*Task statement:* Look through the data below. Collect every line where the word "this" occurs.
Provided data start
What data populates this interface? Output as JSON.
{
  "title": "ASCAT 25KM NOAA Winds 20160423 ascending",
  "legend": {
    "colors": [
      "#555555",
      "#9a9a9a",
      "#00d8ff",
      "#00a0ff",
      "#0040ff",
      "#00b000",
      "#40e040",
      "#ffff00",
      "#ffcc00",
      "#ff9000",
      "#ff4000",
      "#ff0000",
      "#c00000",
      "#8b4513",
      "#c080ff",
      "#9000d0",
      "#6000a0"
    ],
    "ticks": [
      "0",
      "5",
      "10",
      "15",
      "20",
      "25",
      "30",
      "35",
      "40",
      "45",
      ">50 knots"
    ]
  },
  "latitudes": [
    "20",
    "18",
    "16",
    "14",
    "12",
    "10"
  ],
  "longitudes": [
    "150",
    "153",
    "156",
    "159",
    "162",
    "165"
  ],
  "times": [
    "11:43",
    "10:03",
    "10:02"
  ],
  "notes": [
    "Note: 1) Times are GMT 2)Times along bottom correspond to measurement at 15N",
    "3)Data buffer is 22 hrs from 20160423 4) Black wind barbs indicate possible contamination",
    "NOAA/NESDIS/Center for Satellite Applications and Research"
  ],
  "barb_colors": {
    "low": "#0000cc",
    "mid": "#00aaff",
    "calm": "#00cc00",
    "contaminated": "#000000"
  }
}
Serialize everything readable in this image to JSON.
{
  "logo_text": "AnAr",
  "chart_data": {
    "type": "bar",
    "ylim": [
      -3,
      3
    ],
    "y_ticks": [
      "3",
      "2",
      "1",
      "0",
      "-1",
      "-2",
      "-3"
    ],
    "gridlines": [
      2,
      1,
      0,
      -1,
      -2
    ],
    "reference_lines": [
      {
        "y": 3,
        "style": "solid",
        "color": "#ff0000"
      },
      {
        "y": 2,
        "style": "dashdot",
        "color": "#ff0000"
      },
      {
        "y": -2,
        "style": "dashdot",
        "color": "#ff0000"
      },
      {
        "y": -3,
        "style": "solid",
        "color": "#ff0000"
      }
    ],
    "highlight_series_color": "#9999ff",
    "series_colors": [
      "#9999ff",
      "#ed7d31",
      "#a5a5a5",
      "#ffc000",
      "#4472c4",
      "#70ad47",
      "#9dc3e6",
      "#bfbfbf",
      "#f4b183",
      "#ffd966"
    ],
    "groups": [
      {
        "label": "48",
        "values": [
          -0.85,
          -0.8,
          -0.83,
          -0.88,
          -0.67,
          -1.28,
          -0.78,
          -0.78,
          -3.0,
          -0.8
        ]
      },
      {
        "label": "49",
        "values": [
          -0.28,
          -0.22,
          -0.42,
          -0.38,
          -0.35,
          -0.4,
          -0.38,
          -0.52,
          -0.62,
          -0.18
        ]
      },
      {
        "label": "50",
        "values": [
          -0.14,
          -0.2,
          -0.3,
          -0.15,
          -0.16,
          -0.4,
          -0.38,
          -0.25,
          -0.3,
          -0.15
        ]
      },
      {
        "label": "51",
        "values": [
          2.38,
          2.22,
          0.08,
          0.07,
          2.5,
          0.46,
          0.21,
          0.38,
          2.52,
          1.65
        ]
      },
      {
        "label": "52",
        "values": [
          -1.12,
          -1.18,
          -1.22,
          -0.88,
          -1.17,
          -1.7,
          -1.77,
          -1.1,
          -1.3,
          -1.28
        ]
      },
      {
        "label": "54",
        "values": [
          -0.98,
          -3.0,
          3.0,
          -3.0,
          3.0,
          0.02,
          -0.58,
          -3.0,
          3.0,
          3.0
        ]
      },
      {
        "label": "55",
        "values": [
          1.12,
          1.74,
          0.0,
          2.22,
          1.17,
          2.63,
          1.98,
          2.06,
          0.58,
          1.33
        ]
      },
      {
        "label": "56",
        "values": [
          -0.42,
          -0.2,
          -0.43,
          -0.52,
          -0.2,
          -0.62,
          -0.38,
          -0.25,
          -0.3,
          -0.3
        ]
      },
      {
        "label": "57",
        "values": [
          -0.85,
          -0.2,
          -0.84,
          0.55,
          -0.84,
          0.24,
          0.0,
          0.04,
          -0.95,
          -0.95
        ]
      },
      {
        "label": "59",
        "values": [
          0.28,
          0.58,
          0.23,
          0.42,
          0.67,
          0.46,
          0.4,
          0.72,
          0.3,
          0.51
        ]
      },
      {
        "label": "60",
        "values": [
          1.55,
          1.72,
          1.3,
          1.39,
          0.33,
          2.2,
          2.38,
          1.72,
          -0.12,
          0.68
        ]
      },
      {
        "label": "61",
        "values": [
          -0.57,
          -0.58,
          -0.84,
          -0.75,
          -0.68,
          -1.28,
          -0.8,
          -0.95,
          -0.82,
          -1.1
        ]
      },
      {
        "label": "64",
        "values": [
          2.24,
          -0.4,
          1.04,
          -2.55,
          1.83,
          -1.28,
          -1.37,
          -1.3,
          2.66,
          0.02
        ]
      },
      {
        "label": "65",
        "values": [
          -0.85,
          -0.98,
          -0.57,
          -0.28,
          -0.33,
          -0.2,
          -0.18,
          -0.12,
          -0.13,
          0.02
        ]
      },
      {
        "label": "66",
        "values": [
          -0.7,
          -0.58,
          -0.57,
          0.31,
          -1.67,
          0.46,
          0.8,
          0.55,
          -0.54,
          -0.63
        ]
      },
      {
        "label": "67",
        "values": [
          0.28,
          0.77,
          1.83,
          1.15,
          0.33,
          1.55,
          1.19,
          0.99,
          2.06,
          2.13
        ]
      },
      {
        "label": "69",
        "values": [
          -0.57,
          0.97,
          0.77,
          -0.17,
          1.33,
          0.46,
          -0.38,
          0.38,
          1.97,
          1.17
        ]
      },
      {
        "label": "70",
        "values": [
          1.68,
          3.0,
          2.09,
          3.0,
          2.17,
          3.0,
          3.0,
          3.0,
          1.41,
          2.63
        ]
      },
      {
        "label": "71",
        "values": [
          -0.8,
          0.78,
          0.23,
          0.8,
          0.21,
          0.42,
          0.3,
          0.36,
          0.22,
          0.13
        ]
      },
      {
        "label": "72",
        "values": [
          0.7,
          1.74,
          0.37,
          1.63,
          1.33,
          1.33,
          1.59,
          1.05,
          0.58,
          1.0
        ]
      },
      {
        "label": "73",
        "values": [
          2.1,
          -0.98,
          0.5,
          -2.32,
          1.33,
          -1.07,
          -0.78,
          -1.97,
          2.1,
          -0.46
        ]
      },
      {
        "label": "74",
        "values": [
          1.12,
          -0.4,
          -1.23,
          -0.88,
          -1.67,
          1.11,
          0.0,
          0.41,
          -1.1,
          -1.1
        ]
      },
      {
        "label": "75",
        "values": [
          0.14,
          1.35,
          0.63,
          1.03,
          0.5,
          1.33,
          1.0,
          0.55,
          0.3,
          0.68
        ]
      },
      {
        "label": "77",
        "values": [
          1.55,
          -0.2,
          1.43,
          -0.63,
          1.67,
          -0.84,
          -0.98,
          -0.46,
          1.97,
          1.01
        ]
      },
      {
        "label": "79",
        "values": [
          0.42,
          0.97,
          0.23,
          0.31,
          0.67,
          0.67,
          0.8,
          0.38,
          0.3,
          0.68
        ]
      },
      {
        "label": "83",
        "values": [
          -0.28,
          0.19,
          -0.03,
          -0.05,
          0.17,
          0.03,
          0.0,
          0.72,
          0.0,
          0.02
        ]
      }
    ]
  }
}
Provided data end
*Correct answer:*
What data populates this interface? Output as JSON.
Serialize everything readable in this image to JSON.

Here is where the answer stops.